Exercise material -
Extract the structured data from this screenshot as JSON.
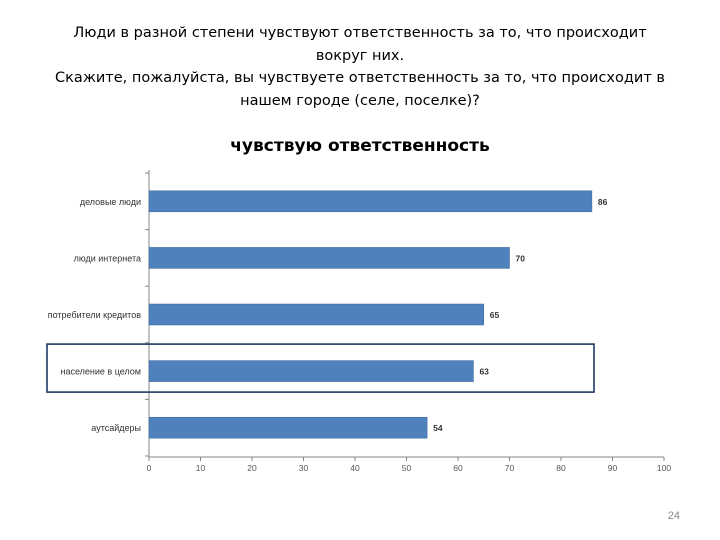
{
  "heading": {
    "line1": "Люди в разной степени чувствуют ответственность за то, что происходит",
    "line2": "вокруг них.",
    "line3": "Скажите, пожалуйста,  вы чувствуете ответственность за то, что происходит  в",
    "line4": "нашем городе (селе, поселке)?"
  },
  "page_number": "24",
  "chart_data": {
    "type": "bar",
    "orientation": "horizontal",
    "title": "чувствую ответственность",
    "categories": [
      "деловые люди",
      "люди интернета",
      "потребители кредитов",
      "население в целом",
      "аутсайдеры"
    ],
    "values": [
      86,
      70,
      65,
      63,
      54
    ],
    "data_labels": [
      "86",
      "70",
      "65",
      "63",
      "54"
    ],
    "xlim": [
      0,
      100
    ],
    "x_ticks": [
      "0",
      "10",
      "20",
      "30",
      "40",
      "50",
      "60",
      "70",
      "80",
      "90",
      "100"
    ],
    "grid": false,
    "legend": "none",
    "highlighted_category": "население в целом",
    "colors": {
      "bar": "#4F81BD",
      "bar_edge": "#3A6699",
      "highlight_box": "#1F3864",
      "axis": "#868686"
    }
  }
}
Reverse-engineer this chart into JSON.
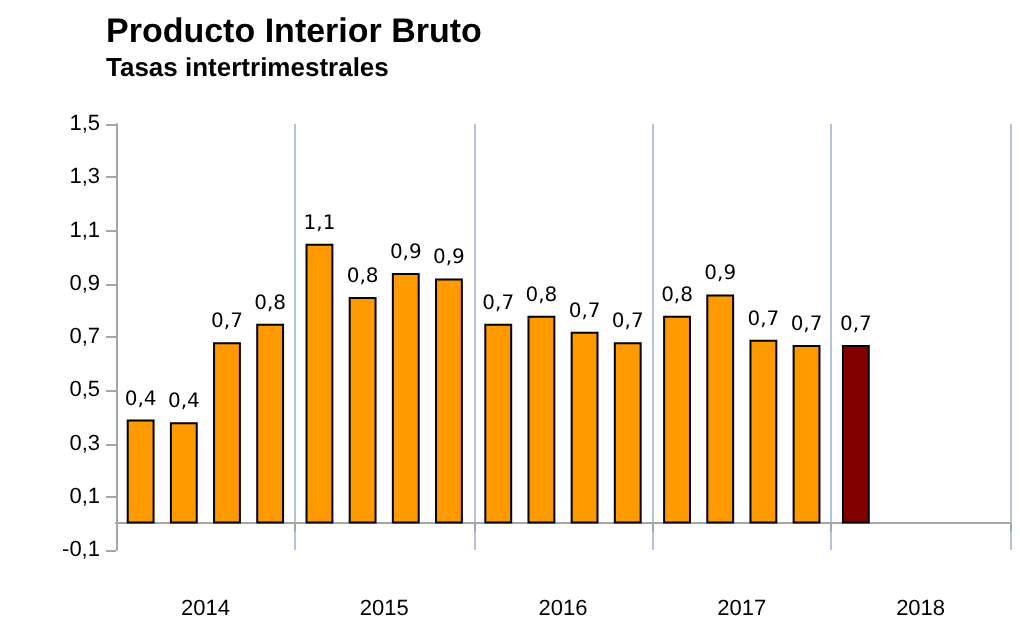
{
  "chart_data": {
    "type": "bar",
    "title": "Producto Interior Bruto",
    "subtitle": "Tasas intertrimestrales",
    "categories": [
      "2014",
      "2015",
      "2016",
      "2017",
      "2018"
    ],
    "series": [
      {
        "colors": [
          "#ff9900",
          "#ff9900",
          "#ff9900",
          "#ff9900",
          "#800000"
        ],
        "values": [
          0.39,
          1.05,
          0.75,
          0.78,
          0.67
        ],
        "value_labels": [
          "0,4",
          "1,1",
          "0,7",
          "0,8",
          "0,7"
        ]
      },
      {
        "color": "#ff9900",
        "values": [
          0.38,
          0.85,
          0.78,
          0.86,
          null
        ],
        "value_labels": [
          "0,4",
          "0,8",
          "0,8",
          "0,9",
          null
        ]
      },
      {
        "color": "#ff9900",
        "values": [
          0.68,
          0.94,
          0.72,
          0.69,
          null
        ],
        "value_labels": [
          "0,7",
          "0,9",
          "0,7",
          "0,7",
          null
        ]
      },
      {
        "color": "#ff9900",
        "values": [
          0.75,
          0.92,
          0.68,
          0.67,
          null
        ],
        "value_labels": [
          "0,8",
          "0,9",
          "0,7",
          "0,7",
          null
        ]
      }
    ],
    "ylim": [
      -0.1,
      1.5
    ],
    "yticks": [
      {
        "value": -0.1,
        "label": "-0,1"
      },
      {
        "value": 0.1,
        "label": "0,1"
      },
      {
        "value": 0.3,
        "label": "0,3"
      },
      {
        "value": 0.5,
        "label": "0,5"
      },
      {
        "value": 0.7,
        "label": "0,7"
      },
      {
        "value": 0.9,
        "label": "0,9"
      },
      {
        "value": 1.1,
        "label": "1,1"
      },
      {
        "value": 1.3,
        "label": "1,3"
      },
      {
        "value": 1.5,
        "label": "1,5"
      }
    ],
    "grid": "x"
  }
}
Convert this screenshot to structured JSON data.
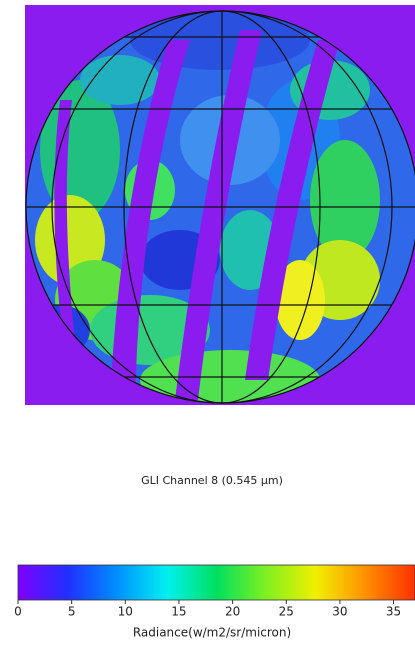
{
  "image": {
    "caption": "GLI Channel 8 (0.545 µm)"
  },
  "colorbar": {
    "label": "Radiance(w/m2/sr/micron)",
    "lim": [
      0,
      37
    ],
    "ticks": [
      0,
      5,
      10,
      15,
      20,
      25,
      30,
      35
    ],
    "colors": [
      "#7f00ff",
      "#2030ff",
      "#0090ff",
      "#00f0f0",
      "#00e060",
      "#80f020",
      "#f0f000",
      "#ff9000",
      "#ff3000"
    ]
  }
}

What this task involves -
Copy the entries exactly. Leave out the images.

Complete response -
Extract the structured data from this screenshot as JSON.
{
  "heading": {
    "line1": "Люди в разной степени чувствуют ответственность за то, что происходит",
    "line2": "вокруг них.",
    "line3": "Скажите, пожалуйста,  вы чувствуете ответственность за то, что происходит  в",
    "line4": "нашем городе (селе, поселке)?"
  },
  "page_number": "24",
  "chart_data": {
    "type": "bar",
    "orientation": "horizontal",
    "title": "чувствую ответственность",
    "categories": [
      "деловые люди",
      "люди интернета",
      "потребители кредитов",
      "население в целом",
      "аутсайдеры"
    ],
    "values": [
      86,
      70,
      65,
      63,
      54
    ],
    "data_labels": [
      "86",
      "70",
      "65",
      "63",
      "54"
    ],
    "xlim": [
      0,
      100
    ],
    "x_ticks": [
      "0",
      "10",
      "20",
      "30",
      "40",
      "50",
      "60",
      "70",
      "80",
      "90",
      "100"
    ],
    "grid": false,
    "legend": "none",
    "highlighted_category": "население в целом",
    "colors": {
      "bar": "#4F81BD",
      "bar_edge": "#3A6699",
      "highlight_box": "#1F3864",
      "axis": "#868686"
    }
  }
}
Reverse-engineer this chart into JSON.
{
  "chart_data": {
    "type": "bar",
    "title": "Producto Interior Bruto",
    "subtitle": "Tasas intertrimestrales",
    "categories": [
      "2014",
      "2015",
      "2016",
      "2017",
      "2018"
    ],
    "series": [
      {
        "colors": [
          "#ff9900",
          "#ff9900",
          "#ff9900",
          "#ff9900",
          "#800000"
        ],
        "values": [
          0.39,
          1.05,
          0.75,
          0.78,
          0.67
        ],
        "value_labels": [
          "0,4",
          "1,1",
          "0,7",
          "0,8",
          "0,7"
        ]
      },
      {
        "color": "#ff9900",
        "values": [
          0.38,
          0.85,
          0.78,
          0.86,
          null
        ],
        "value_labels": [
          "0,4",
          "0,8",
          "0,8",
          "0,9",
          null
        ]
      },
      {
        "color": "#ff9900",
        "values": [
          0.68,
          0.94,
          0.72,
          0.69,
          null
        ],
        "value_labels": [
          "0,7",
          "0,9",
          "0,7",
          "0,7",
          null
        ]
      },
      {
        "color": "#ff9900",
        "values": [
          0.75,
          0.92,
          0.68,
          0.67,
          null
        ],
        "value_labels": [
          "0,8",
          "0,9",
          "0,7",
          "0,7",
          null
        ]
      }
    ],
    "ylim": [
      -0.1,
      1.5
    ],
    "yticks": [
      {
        "value": -0.1,
        "label": "-0,1"
      },
      {
        "value": 0.1,
        "label": "0,1"
      },
      {
        "value": 0.3,
        "label": "0,3"
      },
      {
        "value": 0.5,
        "label": "0,5"
      },
      {
        "value": 0.7,
        "label": "0,7"
      },
      {
        "value": 0.9,
        "label": "0,9"
      },
      {
        "value": 1.1,
        "label": "1,1"
      },
      {
        "value": 1.3,
        "label": "1,3"
      },
      {
        "value": 1.5,
        "label": "1,5"
      }
    ],
    "grid": "x"
  }
}
Convert this screenshot to structured JSON data.
{
  "image": {
    "caption": "GLI Channel 8 (0.545 µm)"
  },
  "colorbar": {
    "label": "Radiance(w/m2/sr/micron)",
    "lim": [
      0,
      37
    ],
    "ticks": [
      0,
      5,
      10,
      15,
      20,
      25,
      30,
      35
    ],
    "colors": [
      "#7f00ff",
      "#2030ff",
      "#0090ff",
      "#00f0f0",
      "#00e060",
      "#80f020",
      "#f0f000",
      "#ff9000",
      "#ff3000"
    ]
  }
}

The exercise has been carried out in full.